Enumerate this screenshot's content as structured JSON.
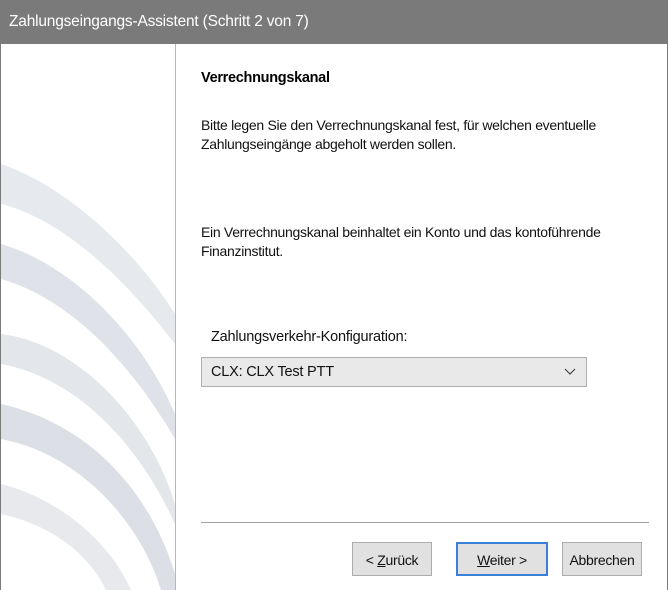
{
  "window": {
    "title": "Zahlungseingangs-Assistent (Schritt 2 von 7)"
  },
  "page": {
    "heading": "Verrechnungskanal",
    "paragraph1": "Bitte legen Sie den Verrechnungskanal fest, für welchen eventuelle Zahlungseingänge abgeholt werden sollen.",
    "paragraph2": "Ein Verrechnungskanal beinhaltet ein Konto und das kontoführende Finanzinstitut."
  },
  "config": {
    "label": "Zahlungsverkehr-Konfiguration:",
    "selected": "CLX: CLX Test PTT"
  },
  "buttons": {
    "back_prefix": "< ",
    "back_mnemonic": "Z",
    "back_rest": "urück",
    "next_mnemonic": "W",
    "next_rest": "eiter >",
    "cancel": "Abbrechen"
  },
  "colors": {
    "titlebar": "#7a7a7a",
    "button_face": "#e1e1e1",
    "default_button_border": "#3c7fd6",
    "sidebar_swoosh": "#dde1e8"
  },
  "icons": {
    "dropdown": "chevron-down-icon",
    "sidebar_art": "swoosh-decoration"
  }
}
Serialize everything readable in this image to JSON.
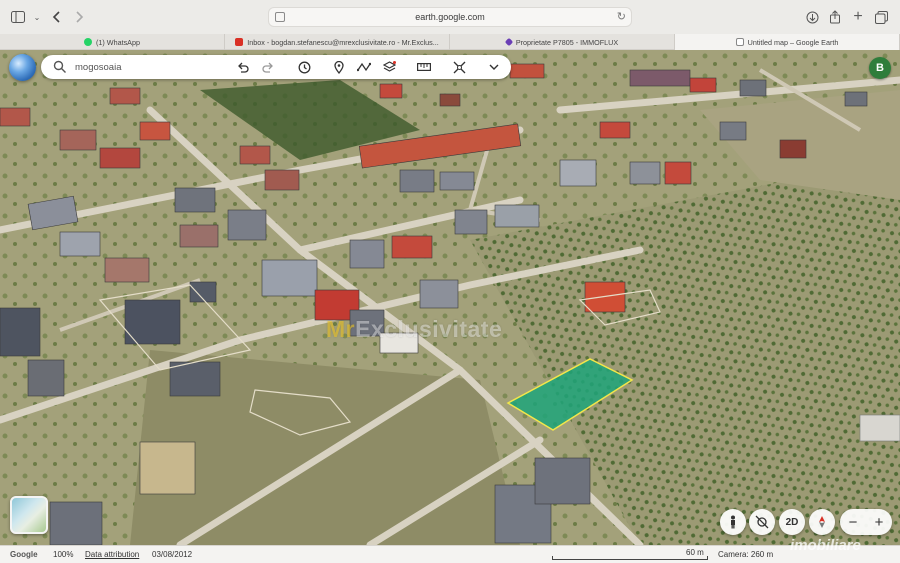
{
  "browser": {
    "url": "earth.google.com"
  },
  "tabs": [
    {
      "label": "(1) WhatsApp",
      "color": "#25d366"
    },
    {
      "label": "Inbox - bogdan.stefanescu@mrexclusivitate.ro - Mr.Exclus...",
      "color": "#d93025"
    },
    {
      "label": "Proprietate P7805 - IMMOFLUX",
      "color": "#6a3fb5"
    },
    {
      "label": "Untitled map – Google Earth",
      "color": "#8a8a8a"
    }
  ],
  "search": {
    "value": "mogosoaia"
  },
  "toolbar": {
    "icons": [
      "undo-icon",
      "redo-icon",
      "history-icon",
      "pin-icon",
      "path-icon",
      "layers-icon",
      "ruler-icon",
      "projects-icon",
      "chevron-down-icon"
    ]
  },
  "user": {
    "avatar_letter": "B"
  },
  "watermark": {
    "prefix": "Mr",
    "text": "Exclusivitate"
  },
  "map_controls": {
    "mode_2d": "2D"
  },
  "status": {
    "brand": "Google",
    "zoom": "100%",
    "attribution": "Data attribution",
    "date": "03/08/2012",
    "scale": "60 m",
    "camera": "Camera: 260 m"
  },
  "overlay_logo": "imobiliare",
  "colors": {
    "parcel_fill": "#1ea57a",
    "parcel_stroke": "#f2e64a",
    "avatar": "#2f7d3b"
  }
}
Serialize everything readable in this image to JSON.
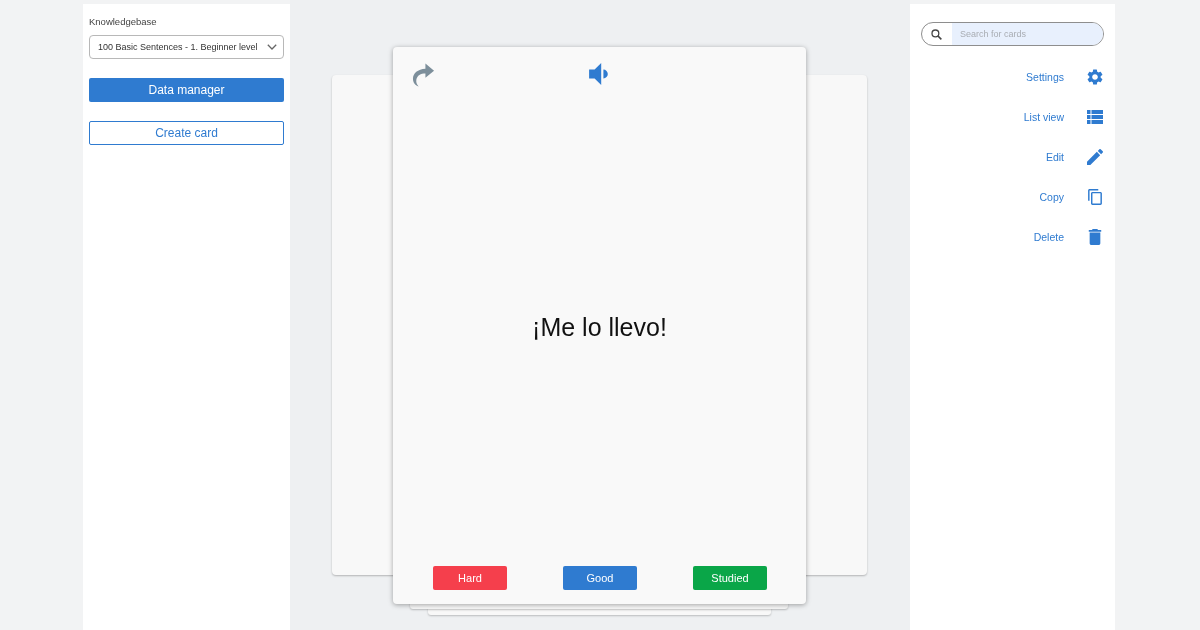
{
  "sidebar": {
    "label": "Knowledgebase",
    "select": {
      "value": "100 Basic Sentences - 1. Beginner level"
    },
    "buttons": [
      {
        "label": "Data manager",
        "kind": "primary"
      },
      {
        "label": "Create card",
        "kind": "outline"
      }
    ]
  },
  "card": {
    "text": "¡Me lo llevo!",
    "answers": [
      {
        "label": "Hard",
        "color": "#f53f4c"
      },
      {
        "label": "Good",
        "color": "#2f7bd0"
      },
      {
        "label": "Studied",
        "color": "#0aa648"
      }
    ]
  },
  "search": {
    "placeholder": "Search for cards"
  },
  "actions": [
    {
      "label": "Settings"
    },
    {
      "label": "List view"
    },
    {
      "label": "Edit"
    },
    {
      "label": "Copy"
    },
    {
      "label": "Delete"
    }
  ]
}
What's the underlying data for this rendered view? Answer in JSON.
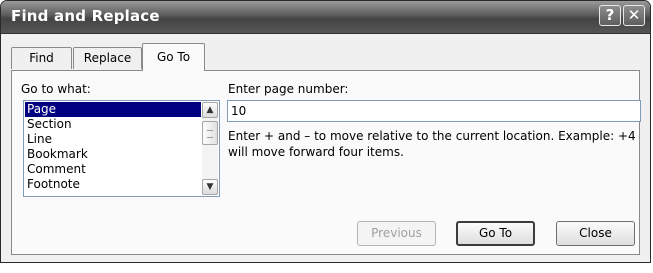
{
  "window": {
    "title": "Find and Replace",
    "help_glyph": "?",
    "close_glyph": "✕"
  },
  "tabs": [
    {
      "label": "Find"
    },
    {
      "label": "Replace"
    },
    {
      "label": "Go To"
    }
  ],
  "goto": {
    "label": "Go to what:",
    "items": [
      "Page",
      "Section",
      "Line",
      "Bookmark",
      "Comment",
      "Footnote"
    ],
    "selected": "Page"
  },
  "page_number": {
    "label": "Enter page number:",
    "value": "10",
    "hint": "Enter + and – to move relative to the current location. Example: +4 will move forward four items."
  },
  "buttons": {
    "previous": "Previous",
    "goto": "Go To",
    "close": "Close"
  }
}
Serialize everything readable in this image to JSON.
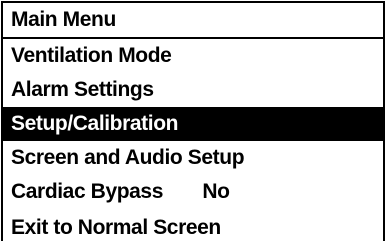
{
  "menu": {
    "title": "Main Menu",
    "items": [
      {
        "label": "Ventilation Mode",
        "value": "",
        "selected": false
      },
      {
        "label": "Alarm Settings",
        "value": "",
        "selected": false
      },
      {
        "label": "Setup/Calibration",
        "value": "",
        "selected": true
      },
      {
        "label": "Screen and Audio Setup",
        "value": "",
        "selected": false
      },
      {
        "label": "Cardiac Bypass",
        "value": "No",
        "selected": false
      },
      {
        "label": "Exit to Normal Screen",
        "value": "",
        "selected": false
      }
    ]
  },
  "colors": {
    "background": "#ffffff",
    "foreground": "#000000",
    "selection_background": "#000000",
    "selection_text": "#ffffff"
  }
}
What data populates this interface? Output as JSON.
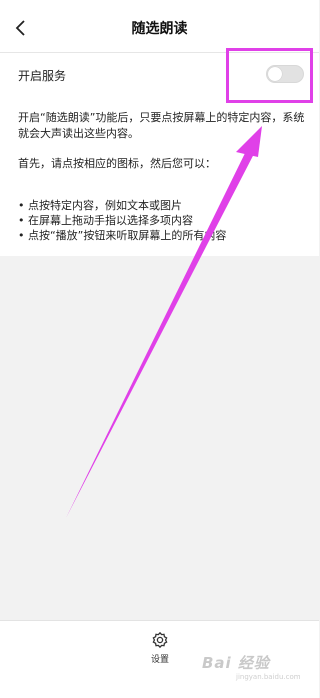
{
  "header": {
    "title": "随选朗读"
  },
  "service": {
    "label": "开启服务",
    "toggle_on": false
  },
  "description": {
    "intro": "开启“随选朗读”功能后，只要点按屏幕上的特定内容，系统就会大声读出这些内容。",
    "step": "首先，请点按相应的图标，然后您可以："
  },
  "bullets": [
    "• 点按特定内容，例如文本或图片",
    "• 在屏幕上拖动手指以选择多项内容",
    "• 点按“播放”按钮来听取屏幕上的所有内容"
  ],
  "bottom": {
    "settings_label": "设置"
  },
  "watermark": {
    "text": "Bai 经验",
    "sub": "jingyan.baidu.com"
  },
  "colors": {
    "annotation": "#e040e8",
    "toggle_off": "#e2e2e2",
    "background": "#f2f2f2"
  }
}
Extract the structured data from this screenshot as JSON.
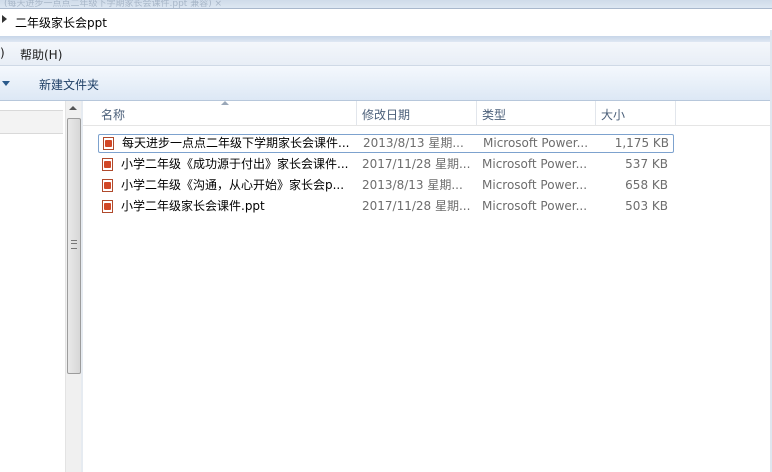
{
  "window": {
    "title_ghost": "(每天进步一点点二年级下学期家长会课件.ppt 兼容) ×"
  },
  "address_bar": {
    "crumb": "二年级家长会ppt"
  },
  "menu": {
    "paren": ")",
    "help_label": "帮助(H)"
  },
  "toolbar": {
    "new_folder_label": "新建文件夹"
  },
  "columns": {
    "name": "名称",
    "date": "修改日期",
    "type": "类型",
    "size": "大小"
  },
  "files": [
    {
      "name": "每天进步一点点二年级下学期家长会课件...",
      "date": "2013/8/13 星期...",
      "type": "Microsoft Power...",
      "size": "1,175 KB"
    },
    {
      "name": "小学二年级《成功源于付出》家长会课件...",
      "date": "2017/11/28 星期...",
      "type": "Microsoft Power...",
      "size": "537 KB"
    },
    {
      "name": "小学二年级《沟通，从心开始》家长会p...",
      "date": "2013/8/13 星期...",
      "type": "Microsoft Power...",
      "size": "658 KB"
    },
    {
      "name": "小学二年级家长会课件.ppt",
      "date": "2017/11/28 星期...",
      "type": "Microsoft Power...",
      "size": "503 KB"
    }
  ]
}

• • • •

DO THIS >> Take the listing above and print it exactly, apart from the pictures.

EXERCISE SOLUTION >>
Enumerate this screenshot's content as structured JSON.
{
  "window": {
    "title": "Zahlungseingangs-Assistent (Schritt 2 von 7)"
  },
  "page": {
    "heading": "Verrechnungskanal",
    "paragraph1": "Bitte legen Sie den Verrechnungskanal fest, für welchen eventuelle Zahlungseingänge abgeholt werden sollen.",
    "paragraph2": "Ein Verrechnungskanal beinhaltet ein Konto und das kontoführende Finanzinstitut."
  },
  "config": {
    "label": "Zahlungsverkehr-Konfiguration:",
    "selected": "CLX: CLX Test PTT"
  },
  "buttons": {
    "back_prefix": "< ",
    "back_mnemonic": "Z",
    "back_rest": "urück",
    "next_mnemonic": "W",
    "next_rest": "eiter >",
    "cancel": "Abbrechen"
  },
  "colors": {
    "titlebar": "#7a7a7a",
    "button_face": "#e1e1e1",
    "default_button_border": "#3c7fd6",
    "sidebar_swoosh": "#dde1e8"
  },
  "icons": {
    "dropdown": "chevron-down-icon",
    "sidebar_art": "swoosh-decoration"
  }
}
Serialize everything readable in this image to JSON.
{
  "browser": {
    "url": "earth.google.com"
  },
  "tabs": [
    {
      "label": "(1) WhatsApp",
      "color": "#25d366"
    },
    {
      "label": "Inbox - bogdan.stefanescu@mrexclusivitate.ro - Mr.Exclus...",
      "color": "#d93025"
    },
    {
      "label": "Proprietate P7805 - IMMOFLUX",
      "color": "#6a3fb5"
    },
    {
      "label": "Untitled map – Google Earth",
      "color": "#8a8a8a"
    }
  ],
  "search": {
    "value": "mogosoaia"
  },
  "toolbar": {
    "icons": [
      "undo-icon",
      "redo-icon",
      "history-icon",
      "pin-icon",
      "path-icon",
      "layers-icon",
      "ruler-icon",
      "projects-icon",
      "chevron-down-icon"
    ]
  },
  "user": {
    "avatar_letter": "B"
  },
  "watermark": {
    "prefix": "Mr",
    "text": "Exclusivitate"
  },
  "map_controls": {
    "mode_2d": "2D"
  },
  "status": {
    "brand": "Google",
    "zoom": "100%",
    "attribution": "Data attribution",
    "date": "03/08/2012",
    "scale": "60 m",
    "camera": "Camera: 260 m"
  },
  "overlay_logo": "imobiliare",
  "colors": {
    "parcel_fill": "#1ea57a",
    "parcel_stroke": "#f2e64a",
    "avatar": "#2f7d3b"
  }
}
Serialize everything readable in this image to JSON.
{
  "sidebar": {
    "label": "Knowledgebase",
    "select": {
      "value": "100 Basic Sentences - 1. Beginner level"
    },
    "buttons": [
      {
        "label": "Data manager",
        "kind": "primary"
      },
      {
        "label": "Create card",
        "kind": "outline"
      }
    ]
  },
  "card": {
    "text": "¡Me lo llevo!",
    "answers": [
      {
        "label": "Hard",
        "color": "#f53f4c"
      },
      {
        "label": "Good",
        "color": "#2f7bd0"
      },
      {
        "label": "Studied",
        "color": "#0aa648"
      }
    ]
  },
  "search": {
    "placeholder": "Search for cards"
  },
  "actions": [
    {
      "label": "Settings"
    },
    {
      "label": "List view"
    },
    {
      "label": "Edit"
    },
    {
      "label": "Copy"
    },
    {
      "label": "Delete"
    }
  ]
}
What's the underlying data for this rendered view? Answer in JSON.
{
  "window": {
    "title": "Find and Replace",
    "help_glyph": "?",
    "close_glyph": "✕"
  },
  "tabs": [
    {
      "label": "Find"
    },
    {
      "label": "Replace"
    },
    {
      "label": "Go To"
    }
  ],
  "goto": {
    "label": "Go to what:",
    "items": [
      "Page",
      "Section",
      "Line",
      "Bookmark",
      "Comment",
      "Footnote"
    ],
    "selected": "Page"
  },
  "page_number": {
    "label": "Enter page number:",
    "value": "10",
    "hint": "Enter + and – to move relative to the current location. Example: +4 will move forward four items."
  },
  "buttons": {
    "previous": "Previous",
    "goto": "Go To",
    "close": "Close"
  }
}
Serialize everything readable in this image to JSON.
{
  "menu": {
    "title": "Main Menu",
    "items": [
      {
        "label": "Ventilation Mode",
        "value": "",
        "selected": false
      },
      {
        "label": "Alarm Settings",
        "value": "",
        "selected": false
      },
      {
        "label": "Setup/Calibration",
        "value": "",
        "selected": true
      },
      {
        "label": "Screen and Audio Setup",
        "value": "",
        "selected": false
      },
      {
        "label": "Cardiac Bypass",
        "value": "No",
        "selected": false
      },
      {
        "label": "Exit to Normal Screen",
        "value": "",
        "selected": false
      }
    ]
  },
  "colors": {
    "background": "#ffffff",
    "foreground": "#000000",
    "selection_background": "#000000",
    "selection_text": "#ffffff"
  }
}
What data populates this interface? Output as JSON.
{
  "header": {
    "title": "随选朗读"
  },
  "service": {
    "label": "开启服务",
    "toggle_on": false
  },
  "description": {
    "intro": "开启“随选朗读”功能后，只要点按屏幕上的特定内容，系统就会大声读出这些内容。",
    "step": "首先，请点按相应的图标，然后您可以："
  },
  "bullets": [
    "• 点按特定内容，例如文本或图片",
    "• 在屏幕上拖动手指以选择多项内容",
    "• 点按“播放”按钮来听取屏幕上的所有内容"
  ],
  "bottom": {
    "settings_label": "设置"
  },
  "watermark": {
    "text": "Bai 经验",
    "sub": "jingyan.baidu.com"
  },
  "colors": {
    "annotation": "#e040e8",
    "toggle_off": "#e2e2e2",
    "background": "#f2f2f2"
  }
}
Extract the structured data from this screenshot as JSON.
{
  "window": {
    "title_ghost": "(每天进步一点点二年级下学期家长会课件.ppt 兼容) ×"
  },
  "address_bar": {
    "crumb": "二年级家长会ppt"
  },
  "menu": {
    "paren": ")",
    "help_label": "帮助(H)"
  },
  "toolbar": {
    "new_folder_label": "新建文件夹"
  },
  "columns": {
    "name": "名称",
    "date": "修改日期",
    "type": "类型",
    "size": "大小"
  },
  "files": [
    {
      "name": "每天进步一点点二年级下学期家长会课件...",
      "date": "2013/8/13 星期...",
      "type": "Microsoft Power...",
      "size": "1,175 KB"
    },
    {
      "name": "小学二年级《成功源于付出》家长会课件...",
      "date": "2017/11/28 星期...",
      "type": "Microsoft Power...",
      "size": "537 KB"
    },
    {
      "name": "小学二年级《沟通，从心开始》家长会p...",
      "date": "2013/8/13 星期...",
      "type": "Microsoft Power...",
      "size": "658 KB"
    },
    {
      "name": "小学二年级家长会课件.ppt",
      "date": "2017/11/28 星期...",
      "type": "Microsoft Power...",
      "size": "503 KB"
    }
  ]
}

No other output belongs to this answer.